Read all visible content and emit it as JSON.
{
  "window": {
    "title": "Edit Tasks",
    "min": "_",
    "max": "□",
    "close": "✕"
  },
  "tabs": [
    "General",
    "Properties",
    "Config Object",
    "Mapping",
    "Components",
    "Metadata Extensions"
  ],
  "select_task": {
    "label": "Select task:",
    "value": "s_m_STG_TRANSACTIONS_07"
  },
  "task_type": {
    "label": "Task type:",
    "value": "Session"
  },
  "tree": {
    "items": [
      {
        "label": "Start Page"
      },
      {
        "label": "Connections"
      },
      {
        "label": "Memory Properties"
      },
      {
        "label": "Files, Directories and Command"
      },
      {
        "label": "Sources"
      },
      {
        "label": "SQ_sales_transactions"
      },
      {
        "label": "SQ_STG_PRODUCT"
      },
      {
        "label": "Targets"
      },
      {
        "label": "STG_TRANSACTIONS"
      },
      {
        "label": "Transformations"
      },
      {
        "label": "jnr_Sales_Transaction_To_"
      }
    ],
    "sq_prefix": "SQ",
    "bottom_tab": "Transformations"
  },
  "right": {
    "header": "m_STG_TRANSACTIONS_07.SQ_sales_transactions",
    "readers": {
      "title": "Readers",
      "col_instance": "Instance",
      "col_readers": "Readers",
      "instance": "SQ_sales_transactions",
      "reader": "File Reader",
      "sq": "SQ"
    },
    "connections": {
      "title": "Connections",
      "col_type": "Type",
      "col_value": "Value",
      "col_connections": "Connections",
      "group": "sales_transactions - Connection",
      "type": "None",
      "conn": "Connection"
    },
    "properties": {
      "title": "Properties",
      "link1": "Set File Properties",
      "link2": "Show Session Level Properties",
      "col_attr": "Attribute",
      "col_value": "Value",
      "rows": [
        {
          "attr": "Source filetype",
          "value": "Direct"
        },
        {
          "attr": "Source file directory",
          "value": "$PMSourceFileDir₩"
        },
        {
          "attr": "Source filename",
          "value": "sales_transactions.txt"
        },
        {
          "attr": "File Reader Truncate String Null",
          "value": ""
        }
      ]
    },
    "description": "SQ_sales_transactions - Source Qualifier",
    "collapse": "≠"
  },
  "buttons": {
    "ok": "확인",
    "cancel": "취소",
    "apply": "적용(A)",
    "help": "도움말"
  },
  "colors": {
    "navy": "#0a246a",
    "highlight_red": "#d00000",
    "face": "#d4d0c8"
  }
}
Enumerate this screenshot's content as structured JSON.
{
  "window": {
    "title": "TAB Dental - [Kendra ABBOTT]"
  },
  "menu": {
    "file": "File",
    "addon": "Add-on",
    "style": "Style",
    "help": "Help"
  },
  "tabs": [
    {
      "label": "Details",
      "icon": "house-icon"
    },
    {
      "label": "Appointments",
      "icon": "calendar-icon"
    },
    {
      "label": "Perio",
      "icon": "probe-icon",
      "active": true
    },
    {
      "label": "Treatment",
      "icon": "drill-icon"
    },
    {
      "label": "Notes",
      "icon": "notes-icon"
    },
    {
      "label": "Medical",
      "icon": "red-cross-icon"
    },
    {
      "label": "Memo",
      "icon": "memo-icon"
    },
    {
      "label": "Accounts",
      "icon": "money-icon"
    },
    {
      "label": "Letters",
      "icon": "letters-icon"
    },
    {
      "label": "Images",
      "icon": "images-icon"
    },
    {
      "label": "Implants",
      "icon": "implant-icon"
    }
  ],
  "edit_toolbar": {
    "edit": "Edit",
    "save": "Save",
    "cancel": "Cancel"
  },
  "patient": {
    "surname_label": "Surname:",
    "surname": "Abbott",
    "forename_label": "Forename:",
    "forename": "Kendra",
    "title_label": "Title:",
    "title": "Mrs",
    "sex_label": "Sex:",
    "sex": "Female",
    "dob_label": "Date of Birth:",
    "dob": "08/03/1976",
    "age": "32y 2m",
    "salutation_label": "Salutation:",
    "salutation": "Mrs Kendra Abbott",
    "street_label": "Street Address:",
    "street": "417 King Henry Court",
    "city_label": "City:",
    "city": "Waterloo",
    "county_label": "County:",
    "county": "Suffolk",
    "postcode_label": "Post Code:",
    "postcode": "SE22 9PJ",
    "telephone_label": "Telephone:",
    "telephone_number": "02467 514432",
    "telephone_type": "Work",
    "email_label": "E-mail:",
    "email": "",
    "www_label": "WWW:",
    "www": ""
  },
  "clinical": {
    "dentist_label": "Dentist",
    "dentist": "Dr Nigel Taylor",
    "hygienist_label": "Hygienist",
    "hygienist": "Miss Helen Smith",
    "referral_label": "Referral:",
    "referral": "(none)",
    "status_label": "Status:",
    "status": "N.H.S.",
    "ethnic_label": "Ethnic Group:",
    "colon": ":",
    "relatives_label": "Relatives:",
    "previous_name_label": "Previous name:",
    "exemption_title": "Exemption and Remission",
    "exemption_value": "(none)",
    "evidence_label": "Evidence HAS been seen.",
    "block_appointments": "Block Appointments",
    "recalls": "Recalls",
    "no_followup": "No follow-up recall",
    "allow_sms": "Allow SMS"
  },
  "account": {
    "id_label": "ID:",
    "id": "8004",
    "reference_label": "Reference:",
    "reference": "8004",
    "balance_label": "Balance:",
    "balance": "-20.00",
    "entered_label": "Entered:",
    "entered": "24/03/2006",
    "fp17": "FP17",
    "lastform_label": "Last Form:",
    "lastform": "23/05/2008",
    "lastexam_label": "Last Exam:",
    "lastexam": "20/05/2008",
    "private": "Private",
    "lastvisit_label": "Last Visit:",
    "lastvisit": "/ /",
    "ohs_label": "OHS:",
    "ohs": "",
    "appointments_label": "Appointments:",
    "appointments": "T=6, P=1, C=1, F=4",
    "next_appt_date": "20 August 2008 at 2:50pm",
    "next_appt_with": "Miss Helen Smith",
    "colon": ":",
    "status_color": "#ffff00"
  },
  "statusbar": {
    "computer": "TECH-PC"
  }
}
* * *
* _Work to complete_: Reproduce the full listing exactly.

* _Solution for this problem_:
Read all visible content and emit it as JSON.
{
  "window": {
    "title": "Edit Tasks",
    "min": "_",
    "max": "□",
    "close": "✕"
  },
  "tabs": [
    "General",
    "Properties",
    "Config Object",
    "Mapping",
    "Components",
    "Metadata Extensions"
  ],
  "select_task": {
    "label": "Select task:",
    "value": "s_m_STG_TRANSACTIONS_07"
  },
  "task_type": {
    "label": "Task type:",
    "value": "Session"
  },
  "tree": {
    "items": [
      {
        "label": "Start Page"
      },
      {
        "label": "Connections"
      },
      {
        "label": "Memory Properties"
      },
      {
        "label": "Files, Directories and Command"
      },
      {
        "label": "Sources"
      },
      {
        "label": "SQ_sales_transactions"
      },
      {
        "label": "SQ_STG_PRODUCT"
      },
      {
        "label": "Targets"
      },
      {
        "label": "STG_TRANSACTIONS"
      },
      {
        "label": "Transformations"
      },
      {
        "label": "jnr_Sales_Transaction_To_"
      }
    ],
    "sq_prefix": "SQ",
    "bottom_tab": "Transformations"
  },
  "right": {
    "header": "m_STG_TRANSACTIONS_07.SQ_sales_transactions",
    "readers": {
      "title": "Readers",
      "col_instance": "Instance",
      "col_readers": "Readers",
      "instance": "SQ_sales_transactions",
      "reader": "File Reader",
      "sq": "SQ"
    },
    "connections": {
      "title": "Connections",
      "col_type": "Type",
      "col_value": "Value",
      "col_connections": "Connections",
      "group": "sales_transactions - Connection",
      "type": "None",
      "conn": "Connection"
    },
    "properties": {
      "title": "Properties",
      "link1": "Set File Properties",
      "link2": "Show Session Level Properties",
      "col_attr": "Attribute",
      "col_value": "Value",
      "rows": [
        {
          "attr": "Source filetype",
          "value": "Direct"
        },
        {
          "attr": "Source file directory",
          "value": "$PMSourceFileDir₩"
        },
        {
          "attr": "Source filename",
          "value": "sales_transactions.txt"
        },
        {
          "attr": "File Reader Truncate String Null",
          "value": ""
        }
      ]
    },
    "description": "SQ_sales_transactions - Source Qualifier",
    "collapse": "≠"
  },
  "buttons": {
    "ok": "확인",
    "cancel": "취소",
    "apply": "적용(A)",
    "help": "도움말"
  },
  "colors": {
    "navy": "#0a246a",
    "highlight_red": "#d00000",
    "face": "#d4d0c8"
  }
}
Enumerate this screenshot's content as structured JSON.
{
  "window": {
    "title": "TAB Dental - [Kendra ABBOTT]"
  },
  "menu": {
    "file": "File",
    "addon": "Add-on",
    "style": "Style",
    "help": "Help"
  },
  "tabs": [
    {
      "label": "Details",
      "icon": "house-icon"
    },
    {
      "label": "Appointments",
      "icon": "calendar-icon"
    },
    {
      "label": "Perio",
      "icon": "probe-icon",
      "active": true
    },
    {
      "label": "Treatment",
      "icon": "drill-icon"
    },
    {
      "label": "Notes",
      "icon": "notes-icon"
    },
    {
      "label": "Medical",
      "icon": "red-cross-icon"
    },
    {
      "label": "Memo",
      "icon": "memo-icon"
    },
    {
      "label": "Accounts",
      "icon": "money-icon"
    },
    {
      "label": "Letters",
      "icon": "letters-icon"
    },
    {
      "label": "Images",
      "icon": "images-icon"
    },
    {
      "label": "Implants",
      "icon": "implant-icon"
    }
  ],
  "edit_toolbar": {
    "edit": "Edit",
    "save": "Save",
    "cancel": "Cancel"
  },
  "patient": {
    "surname_label": "Surname:",
    "surname": "Abbott",
    "forename_label": "Forename:",
    "forename": "Kendra",
    "title_label": "Title:",
    "title": "Mrs",
    "sex_label": "Sex:",
    "sex": "Female",
    "dob_label": "Date of Birth:",
    "dob": "08/03/1976",
    "age": "32y 2m",
    "salutation_label": "Salutation:",
    "salutation": "Mrs Kendra Abbott",
    "street_label": "Street Address:",
    "street": "417 King Henry Court",
    "city_label": "City:",
    "city": "Waterloo",
    "county_label": "County:",
    "county": "Suffolk",
    "postcode_label": "Post Code:",
    "postcode": "SE22 9PJ",
    "telephone_label": "Telephone:",
    "telephone_number": "02467 514432",
    "telephone_type": "Work",
    "email_label": "E-mail:",
    "email": "",
    "www_label": "WWW:",
    "www": ""
  },
  "clinical": {
    "dentist_label": "Dentist",
    "dentist": "Dr Nigel Taylor",
    "hygienist_label": "Hygienist",
    "hygienist": "Miss Helen Smith",
    "referral_label": "Referral:",
    "referral": "(none)",
    "status_label": "Status:",
    "status": "N.H.S.",
    "ethnic_label": "Ethnic Group:",
    "colon": ":",
    "relatives_label": "Relatives:",
    "previous_name_label": "Previous name:",
    "exemption_title": "Exemption and Remission",
    "exemption_value": "(none)",
    "evidence_label": "Evidence HAS been seen.",
    "block_appointments": "Block Appointments",
    "recalls": "Recalls",
    "no_followup": "No follow-up recall",
    "allow_sms": "Allow SMS"
  },
  "account": {
    "id_label": "ID:",
    "id": "8004",
    "reference_label": "Reference:",
    "reference": "8004",
    "balance_label": "Balance:",
    "balance": "-20.00",
    "entered_label": "Entered:",
    "entered": "24/03/2006",
    "fp17": "FP17",
    "lastform_label": "Last Form:",
    "lastform": "23/05/2008",
    "lastexam_label": "Last Exam:",
    "lastexam": "20/05/2008",
    "private": "Private",
    "lastvisit_label": "Last Visit:",
    "lastvisit": "/ /",
    "ohs_label": "OHS:",
    "ohs": "",
    "appointments_label": "Appointments:",
    "appointments": "T=6, P=1, C=1, F=4",
    "next_appt_date": "20 August 2008 at 2:50pm",
    "next_appt_with": "Miss Helen Smith",
    "colon": ":",
    "status_color": "#ffff00"
  },
  "statusbar": {
    "computer": "TECH-PC"
  }
}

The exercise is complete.